→ Directions
Copy out everything in the workers' compensation text from "Can My Employer" down to "in employment law.", switching "attorney" to "lawyer" each time it appears.

→ Text segment
--- START ---
In the event that you cannot return to the job you were performing at the time of your injury, but are able to perform lighter job for less pay with the employer at the time of injury, you may be entitled to what is called “loss of earning power” (LEP) benefits. If a reduction in your wages is more than 5% and you’ve been released by your doctor to perform lighter work, you may be eligible to receive a percent of any difference in pay between wages paid for reduced work and wages paid at the time of injury.
Can My Employer Fire Me for Not Being Able to Work After I’ve Been Injured?
Washington is an “at-will” employment state meaning an employer can fire you or let you go for any reason or no reason at all, so long as the reason is not for discriminatory or retaliatory reasons. Washington has protections in place that prevent an employer from firing an employee solely because the worker filed an industrial injury claim. If you have reason to believe you have been fired because you filed a workers’ compensation claim seek the advice and counsel of an attorney who specializes in employment law.
What Are Vocational Benefits?
These benefits may be available to those workers who are no longer able to return to the work they were performing at the time of injury and are likely to become employable with vocational assistance. Vocational services are granted at the Department’s discretion. Vocational services may include early-return-to-work programs, vocational counseling and evaluation, job analysis, job modification, on-the-job-training, and participation in a vocational retraining plan.
Must I Accept Vocational Plan I’ve Been Offered?
The worker is not required to accept the retraining plan and may opt to go with what’s called “Option 2” benefits so long as you submit the retraining election form indicating your desire to select Option 2 within 15 days from the approval of the retraining plan. If the worker selects Option 2, he/she will receive the equivalent of 9 months time-loss compensation made in bi-weekly payments. The worker will also be provided “training funds”, available upon application to the department or self-insured employer, for 5 years after an Option 2 order is issued. These funds can be used towards training at a department approved institution and for tuition, books, fees, supplies, equipment, and tools. The amount available in the training fund will be indicated on the Option 2 order.
--- END ---
→ Provided records
--- START ---
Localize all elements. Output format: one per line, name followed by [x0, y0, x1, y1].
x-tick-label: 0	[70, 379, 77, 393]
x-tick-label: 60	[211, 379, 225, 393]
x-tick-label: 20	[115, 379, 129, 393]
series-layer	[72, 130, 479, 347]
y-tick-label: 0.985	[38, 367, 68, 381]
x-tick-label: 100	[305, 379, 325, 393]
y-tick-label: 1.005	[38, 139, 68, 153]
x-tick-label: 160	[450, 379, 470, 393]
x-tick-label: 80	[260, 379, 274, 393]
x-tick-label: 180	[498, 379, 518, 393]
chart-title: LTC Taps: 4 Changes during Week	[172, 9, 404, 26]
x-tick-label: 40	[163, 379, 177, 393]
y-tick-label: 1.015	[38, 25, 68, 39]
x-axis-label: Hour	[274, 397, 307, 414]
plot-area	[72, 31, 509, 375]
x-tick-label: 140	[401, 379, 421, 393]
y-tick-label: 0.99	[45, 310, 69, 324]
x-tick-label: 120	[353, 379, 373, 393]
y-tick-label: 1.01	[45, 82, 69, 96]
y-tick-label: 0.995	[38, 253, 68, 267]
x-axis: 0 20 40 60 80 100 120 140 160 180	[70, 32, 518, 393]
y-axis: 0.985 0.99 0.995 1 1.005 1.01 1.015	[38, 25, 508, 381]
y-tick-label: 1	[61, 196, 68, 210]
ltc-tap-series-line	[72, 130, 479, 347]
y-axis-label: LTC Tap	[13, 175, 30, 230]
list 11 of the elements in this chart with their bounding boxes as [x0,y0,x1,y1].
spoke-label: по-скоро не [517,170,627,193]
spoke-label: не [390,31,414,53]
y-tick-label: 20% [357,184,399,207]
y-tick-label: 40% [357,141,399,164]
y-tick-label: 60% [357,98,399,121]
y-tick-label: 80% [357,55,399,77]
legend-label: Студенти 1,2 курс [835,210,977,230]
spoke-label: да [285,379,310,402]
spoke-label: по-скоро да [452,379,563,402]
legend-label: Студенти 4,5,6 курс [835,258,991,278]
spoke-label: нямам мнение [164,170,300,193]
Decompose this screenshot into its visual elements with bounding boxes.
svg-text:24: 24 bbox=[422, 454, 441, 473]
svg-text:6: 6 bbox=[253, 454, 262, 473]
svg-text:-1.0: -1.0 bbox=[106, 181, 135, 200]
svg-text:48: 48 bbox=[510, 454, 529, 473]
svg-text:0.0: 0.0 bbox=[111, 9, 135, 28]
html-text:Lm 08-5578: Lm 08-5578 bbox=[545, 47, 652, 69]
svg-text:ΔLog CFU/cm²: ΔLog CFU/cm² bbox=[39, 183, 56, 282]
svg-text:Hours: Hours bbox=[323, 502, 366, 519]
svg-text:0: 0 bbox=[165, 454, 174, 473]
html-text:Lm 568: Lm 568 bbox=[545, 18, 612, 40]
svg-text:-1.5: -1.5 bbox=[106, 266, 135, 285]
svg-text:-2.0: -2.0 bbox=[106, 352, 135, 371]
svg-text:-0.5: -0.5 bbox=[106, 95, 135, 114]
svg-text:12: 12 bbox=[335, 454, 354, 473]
--- END ---
→ Exercise response
Can My Employer Fire Me for Not Being Able to Work After I’ve Been Injured?
Washington is an “at-will” employment state meaning an employer can fire you or let you go for any reason or no reason at all, so long as the reason is not for discriminatory or retaliatory reasons. Washington has protections in place that prevent an employer from firing an employee solely because the worker filed an industrial injury claim. If you have reason to believe you have been fired because you filed a workers’ compensation claim seek the advice and counsel of an lawyer who specializes in employment law.